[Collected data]
*****

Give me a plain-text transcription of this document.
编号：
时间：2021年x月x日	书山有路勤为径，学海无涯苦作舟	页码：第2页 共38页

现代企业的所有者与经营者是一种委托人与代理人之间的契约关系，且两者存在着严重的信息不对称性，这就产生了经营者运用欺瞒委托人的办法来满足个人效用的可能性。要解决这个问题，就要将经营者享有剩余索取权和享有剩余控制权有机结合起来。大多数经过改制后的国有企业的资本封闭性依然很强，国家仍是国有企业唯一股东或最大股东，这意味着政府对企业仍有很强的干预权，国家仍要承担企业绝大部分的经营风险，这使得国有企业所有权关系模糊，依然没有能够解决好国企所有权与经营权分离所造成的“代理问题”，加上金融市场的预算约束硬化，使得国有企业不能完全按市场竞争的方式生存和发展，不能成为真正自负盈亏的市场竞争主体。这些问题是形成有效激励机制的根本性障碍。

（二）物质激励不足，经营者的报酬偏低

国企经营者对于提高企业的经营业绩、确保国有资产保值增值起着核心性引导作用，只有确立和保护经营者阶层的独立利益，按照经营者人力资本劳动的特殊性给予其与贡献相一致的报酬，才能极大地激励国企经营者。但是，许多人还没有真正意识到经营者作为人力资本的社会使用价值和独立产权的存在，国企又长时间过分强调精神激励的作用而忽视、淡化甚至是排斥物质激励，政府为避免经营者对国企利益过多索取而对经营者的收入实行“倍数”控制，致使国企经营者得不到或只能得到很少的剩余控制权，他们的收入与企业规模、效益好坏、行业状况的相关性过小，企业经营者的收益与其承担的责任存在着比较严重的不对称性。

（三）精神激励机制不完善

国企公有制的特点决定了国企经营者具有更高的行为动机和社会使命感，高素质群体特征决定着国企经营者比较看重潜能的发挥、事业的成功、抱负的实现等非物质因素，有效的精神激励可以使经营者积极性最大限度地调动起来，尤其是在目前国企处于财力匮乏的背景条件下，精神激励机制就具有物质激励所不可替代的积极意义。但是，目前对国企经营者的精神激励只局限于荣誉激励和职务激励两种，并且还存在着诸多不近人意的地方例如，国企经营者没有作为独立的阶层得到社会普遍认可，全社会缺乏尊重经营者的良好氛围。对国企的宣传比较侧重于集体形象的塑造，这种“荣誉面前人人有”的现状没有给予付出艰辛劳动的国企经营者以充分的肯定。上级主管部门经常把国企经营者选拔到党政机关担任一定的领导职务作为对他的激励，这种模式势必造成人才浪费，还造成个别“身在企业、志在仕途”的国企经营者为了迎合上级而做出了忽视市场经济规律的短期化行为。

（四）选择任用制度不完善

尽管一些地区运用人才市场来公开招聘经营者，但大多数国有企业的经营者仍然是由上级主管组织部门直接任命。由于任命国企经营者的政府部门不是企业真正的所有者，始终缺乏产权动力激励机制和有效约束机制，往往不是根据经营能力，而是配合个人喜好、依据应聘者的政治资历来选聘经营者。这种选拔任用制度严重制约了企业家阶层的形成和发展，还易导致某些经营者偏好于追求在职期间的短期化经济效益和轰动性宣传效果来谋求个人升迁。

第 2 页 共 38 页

*****

| EXERCISE PROMPT |
The listing above must be transcribed exactly, line by line.

| ANSWER TO THE TASK |
Give me a plain-text transcription of this document.
编号：
时间：2021年x月x日	书山有路勤为径，学海无涯苦作舟	页码：第2页 共38页

现代企业的所有者与经营者是一种委托人与代理人之间的契约关系，且两者存在着严重的信息不对称性，这就产生了经营者运用欺瞒委托人的办法来满足个人效用的可能性。要解决这个问题，就要将经营者享有剩余索取权和享有剩余控制权有机结合起来。大多数经过改制后的国有企业的资本封闭性依然很强，国家仍是国有企业唯一股东或最大股东，这意味着政府对企业仍有很强的干预权，国家仍要承担企业绝大部分的经营风险，这使得国有企业所有权关系模糊，依然没有能够解决好国企所有权与经营权分离所造成的“代理问题”，加上金融市场的预算约束硬化，使得国有企业不能完全按市场竞争的方式生存和发展，不能成为真正自负盈亏的市场竞争主体。这些问题是形成有效激励机制的根本性障碍。

（二）物质激励不足，经营者的报酬偏低

国企经营者对于提高企业的经营业绩、确保国有资产保值增值起着核心性引导作用，只有确立和保护经营者阶层的独立利益，按照经营者人力资本劳动的特殊性给予其与贡献相一致的报酬，才能极大地激励国企经营者。但是，许多人还没有真正意识到经营者作为人力资本的社会使用价值和独立产权的存在，国企又长时间过分强调精神激励的作用而忽视、淡化甚至是排斥物质激励，政府为避免经营者对国企利益过多索取而对经营者的收入实行“倍数”控制，致使国企经营者得不到或只能得到很少的剩余控制权，他们的收入与企业规模、效益好坏、行业状况的相关性过小，企业经营者的收益与其承担的责任存在着比较严重的不对称性。

（三）精神激励机制不完善

国企公有制的特点决定了国企经营者具有更高的行为动机和社会使命感，高素质群体特征决定着国企经营者比较看重潜能的发挥、事业的成功、抱负的实现等非物质因素，有效的精神激励可以使经营者积极性最大限度地调动起来，尤其是在目前国企处于财力匮乏的背景条件下，精神激励机制就具有物质激励所不可替代的积极意义。但是，目前对国企经营者的精神激励只局限于荣誉激励和职务激励两种，并且还存在着诸多不近人意的地方例如，国企经营者没有作为独立的阶层得到社会普遍认可，全社会缺乏尊重经营者的良好氛围。对国企的宣传比较侧重于集体形象的塑造，这种“荣誉面前人人有”的现状没有给予付出艰辛劳动的国企经营者以充分的肯定。上级主管部门经常把国企经营者选拔到党政机关担任一定的领导职务作为对他的激励，这种模式势必造成人才浪费，还造成个别“身在企业、志在仕途”的国企经营者为了迎合上级而做出了忽视市场经济规律的短期化行为。

（四）选择任用制度不完善

尽管一些地区运用人才市场来公开招聘经营者，但大多数国有企业的经营者仍然是由上级主管组织部门直接任命。由于任命国企经营者的政府部门不是企业真正的所有者，始终缺乏产权动力激励机制和有效约束机制，往往不是根据经营能力，而是配合个人喜好、依据应聘者的政治资历来选聘经营者。这种选拔任用制度严重制约了企业家阶层的形成和发展，还易导致某些经营者偏好于追求在职期间的短期化经济效益和轰动性宣传效果来谋求个人升迁。

第 2 页 共 38 页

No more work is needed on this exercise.